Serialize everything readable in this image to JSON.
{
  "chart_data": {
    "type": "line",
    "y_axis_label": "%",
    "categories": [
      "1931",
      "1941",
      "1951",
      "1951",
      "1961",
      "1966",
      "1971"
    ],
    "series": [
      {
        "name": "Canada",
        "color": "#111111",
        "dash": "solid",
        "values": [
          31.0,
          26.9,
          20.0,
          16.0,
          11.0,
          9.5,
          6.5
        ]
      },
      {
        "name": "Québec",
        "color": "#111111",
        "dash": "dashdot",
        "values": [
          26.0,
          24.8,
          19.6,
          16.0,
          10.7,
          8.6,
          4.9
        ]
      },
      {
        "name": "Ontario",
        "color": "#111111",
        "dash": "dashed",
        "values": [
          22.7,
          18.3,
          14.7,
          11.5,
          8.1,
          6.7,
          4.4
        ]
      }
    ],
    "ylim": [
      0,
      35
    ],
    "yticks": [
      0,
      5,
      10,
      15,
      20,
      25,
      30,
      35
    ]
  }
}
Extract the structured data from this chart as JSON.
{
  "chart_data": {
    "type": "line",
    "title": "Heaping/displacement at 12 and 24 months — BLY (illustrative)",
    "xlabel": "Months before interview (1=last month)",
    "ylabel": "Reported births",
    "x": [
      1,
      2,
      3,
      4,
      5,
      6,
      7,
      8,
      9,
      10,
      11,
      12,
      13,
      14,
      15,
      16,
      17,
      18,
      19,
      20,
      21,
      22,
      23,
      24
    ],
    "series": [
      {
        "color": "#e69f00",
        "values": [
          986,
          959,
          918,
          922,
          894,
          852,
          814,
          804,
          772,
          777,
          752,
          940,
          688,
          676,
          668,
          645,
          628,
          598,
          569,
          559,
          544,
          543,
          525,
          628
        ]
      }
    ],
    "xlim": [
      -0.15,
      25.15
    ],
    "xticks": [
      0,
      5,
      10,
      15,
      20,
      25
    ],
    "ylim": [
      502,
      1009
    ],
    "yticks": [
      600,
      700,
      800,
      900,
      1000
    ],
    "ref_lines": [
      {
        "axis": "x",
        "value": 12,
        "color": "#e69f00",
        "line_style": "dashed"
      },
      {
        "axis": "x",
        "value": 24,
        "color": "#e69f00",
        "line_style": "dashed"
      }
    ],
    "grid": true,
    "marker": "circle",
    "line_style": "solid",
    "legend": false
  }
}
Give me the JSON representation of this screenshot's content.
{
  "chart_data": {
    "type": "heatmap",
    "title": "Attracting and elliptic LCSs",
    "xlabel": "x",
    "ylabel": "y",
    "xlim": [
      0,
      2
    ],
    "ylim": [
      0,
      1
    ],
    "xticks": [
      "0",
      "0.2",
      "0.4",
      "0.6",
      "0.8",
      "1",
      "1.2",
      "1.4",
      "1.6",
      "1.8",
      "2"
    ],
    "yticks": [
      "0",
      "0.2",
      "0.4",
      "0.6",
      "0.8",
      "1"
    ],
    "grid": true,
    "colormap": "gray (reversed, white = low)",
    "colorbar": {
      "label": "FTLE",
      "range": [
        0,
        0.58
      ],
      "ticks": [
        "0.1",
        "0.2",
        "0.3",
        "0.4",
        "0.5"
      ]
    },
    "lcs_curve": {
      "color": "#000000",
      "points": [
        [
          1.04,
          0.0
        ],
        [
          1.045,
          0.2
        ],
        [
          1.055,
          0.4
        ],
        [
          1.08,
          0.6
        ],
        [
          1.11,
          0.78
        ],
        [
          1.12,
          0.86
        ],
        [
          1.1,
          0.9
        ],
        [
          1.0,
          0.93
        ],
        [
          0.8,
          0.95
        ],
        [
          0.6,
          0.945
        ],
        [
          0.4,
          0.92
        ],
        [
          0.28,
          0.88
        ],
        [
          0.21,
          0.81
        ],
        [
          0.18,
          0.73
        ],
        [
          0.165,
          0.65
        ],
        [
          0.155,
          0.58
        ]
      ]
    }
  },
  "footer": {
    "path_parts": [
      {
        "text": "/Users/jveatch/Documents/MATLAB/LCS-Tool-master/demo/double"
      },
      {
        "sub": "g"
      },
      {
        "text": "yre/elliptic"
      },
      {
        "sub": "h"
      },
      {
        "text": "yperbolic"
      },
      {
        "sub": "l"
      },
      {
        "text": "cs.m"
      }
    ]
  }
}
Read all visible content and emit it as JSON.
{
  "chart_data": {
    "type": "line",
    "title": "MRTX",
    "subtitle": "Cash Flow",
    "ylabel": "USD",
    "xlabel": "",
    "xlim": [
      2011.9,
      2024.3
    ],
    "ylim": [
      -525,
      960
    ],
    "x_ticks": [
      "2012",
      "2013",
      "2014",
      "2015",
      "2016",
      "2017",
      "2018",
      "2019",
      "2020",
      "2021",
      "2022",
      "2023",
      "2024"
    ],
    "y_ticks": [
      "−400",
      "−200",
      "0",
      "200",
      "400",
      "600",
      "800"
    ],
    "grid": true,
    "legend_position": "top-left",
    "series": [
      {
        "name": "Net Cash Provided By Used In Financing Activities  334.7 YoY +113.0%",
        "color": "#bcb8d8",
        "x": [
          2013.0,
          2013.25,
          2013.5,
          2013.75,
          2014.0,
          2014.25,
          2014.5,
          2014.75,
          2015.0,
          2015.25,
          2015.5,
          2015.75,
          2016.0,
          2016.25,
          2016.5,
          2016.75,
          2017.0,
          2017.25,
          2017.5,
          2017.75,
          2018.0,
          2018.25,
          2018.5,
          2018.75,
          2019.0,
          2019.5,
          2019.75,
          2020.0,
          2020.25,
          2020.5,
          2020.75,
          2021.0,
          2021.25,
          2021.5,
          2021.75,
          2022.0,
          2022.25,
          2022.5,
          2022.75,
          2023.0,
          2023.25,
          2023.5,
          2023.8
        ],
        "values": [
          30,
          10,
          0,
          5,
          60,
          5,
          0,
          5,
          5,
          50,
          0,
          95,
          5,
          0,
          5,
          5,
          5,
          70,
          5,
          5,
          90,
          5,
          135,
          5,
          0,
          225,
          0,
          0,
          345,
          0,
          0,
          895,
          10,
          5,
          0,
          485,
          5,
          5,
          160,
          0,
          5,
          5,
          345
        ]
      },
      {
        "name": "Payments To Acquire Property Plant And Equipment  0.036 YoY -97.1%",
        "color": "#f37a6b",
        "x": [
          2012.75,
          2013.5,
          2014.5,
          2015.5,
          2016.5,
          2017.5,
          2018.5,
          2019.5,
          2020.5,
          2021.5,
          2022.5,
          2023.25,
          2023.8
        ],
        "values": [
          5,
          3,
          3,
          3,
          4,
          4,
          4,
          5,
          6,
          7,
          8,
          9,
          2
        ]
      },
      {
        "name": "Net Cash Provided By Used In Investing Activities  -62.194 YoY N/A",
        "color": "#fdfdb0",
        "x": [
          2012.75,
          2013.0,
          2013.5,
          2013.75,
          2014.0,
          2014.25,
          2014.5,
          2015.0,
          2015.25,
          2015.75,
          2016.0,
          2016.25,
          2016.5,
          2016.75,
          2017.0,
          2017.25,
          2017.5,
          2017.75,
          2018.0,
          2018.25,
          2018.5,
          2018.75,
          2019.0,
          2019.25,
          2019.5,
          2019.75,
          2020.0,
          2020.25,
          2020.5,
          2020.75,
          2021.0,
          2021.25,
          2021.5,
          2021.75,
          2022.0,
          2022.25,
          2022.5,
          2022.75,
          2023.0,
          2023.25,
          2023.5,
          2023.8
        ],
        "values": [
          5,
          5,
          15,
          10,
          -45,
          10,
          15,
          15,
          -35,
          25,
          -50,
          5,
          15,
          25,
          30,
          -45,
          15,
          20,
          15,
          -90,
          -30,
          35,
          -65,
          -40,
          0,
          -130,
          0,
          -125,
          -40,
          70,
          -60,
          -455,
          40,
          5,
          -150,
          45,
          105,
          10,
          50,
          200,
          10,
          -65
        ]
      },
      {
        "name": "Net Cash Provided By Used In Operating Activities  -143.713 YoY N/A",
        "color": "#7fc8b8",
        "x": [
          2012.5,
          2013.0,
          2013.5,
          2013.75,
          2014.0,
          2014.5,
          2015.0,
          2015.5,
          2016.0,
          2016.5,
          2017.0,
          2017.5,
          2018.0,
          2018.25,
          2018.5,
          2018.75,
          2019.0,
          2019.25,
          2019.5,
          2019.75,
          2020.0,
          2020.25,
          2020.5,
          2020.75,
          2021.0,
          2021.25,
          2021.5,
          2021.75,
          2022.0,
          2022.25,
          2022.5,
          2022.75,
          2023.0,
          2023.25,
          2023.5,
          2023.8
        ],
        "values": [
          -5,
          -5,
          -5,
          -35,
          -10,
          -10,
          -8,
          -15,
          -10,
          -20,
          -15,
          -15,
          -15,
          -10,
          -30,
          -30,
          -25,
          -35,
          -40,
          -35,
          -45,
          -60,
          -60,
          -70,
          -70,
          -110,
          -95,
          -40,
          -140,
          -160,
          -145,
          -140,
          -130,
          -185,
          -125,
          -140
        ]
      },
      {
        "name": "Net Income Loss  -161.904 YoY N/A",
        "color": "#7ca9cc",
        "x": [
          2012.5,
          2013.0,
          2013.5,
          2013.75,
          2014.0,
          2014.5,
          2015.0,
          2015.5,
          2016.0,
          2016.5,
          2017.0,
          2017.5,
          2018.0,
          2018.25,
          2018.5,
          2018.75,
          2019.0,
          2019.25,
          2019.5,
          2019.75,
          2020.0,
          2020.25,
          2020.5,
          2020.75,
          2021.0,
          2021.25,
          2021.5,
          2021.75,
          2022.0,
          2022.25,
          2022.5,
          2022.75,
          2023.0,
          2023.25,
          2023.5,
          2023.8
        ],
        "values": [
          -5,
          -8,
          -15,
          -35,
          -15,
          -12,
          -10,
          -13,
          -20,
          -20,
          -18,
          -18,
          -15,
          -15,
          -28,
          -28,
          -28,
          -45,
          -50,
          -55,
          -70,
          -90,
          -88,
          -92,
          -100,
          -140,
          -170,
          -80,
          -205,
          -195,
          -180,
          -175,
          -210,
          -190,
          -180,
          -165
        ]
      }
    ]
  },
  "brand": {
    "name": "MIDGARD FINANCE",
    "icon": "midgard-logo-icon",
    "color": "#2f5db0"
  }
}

* Task objective: Write only the number of lines in the records that include the word "Provided".

* Written answer: 3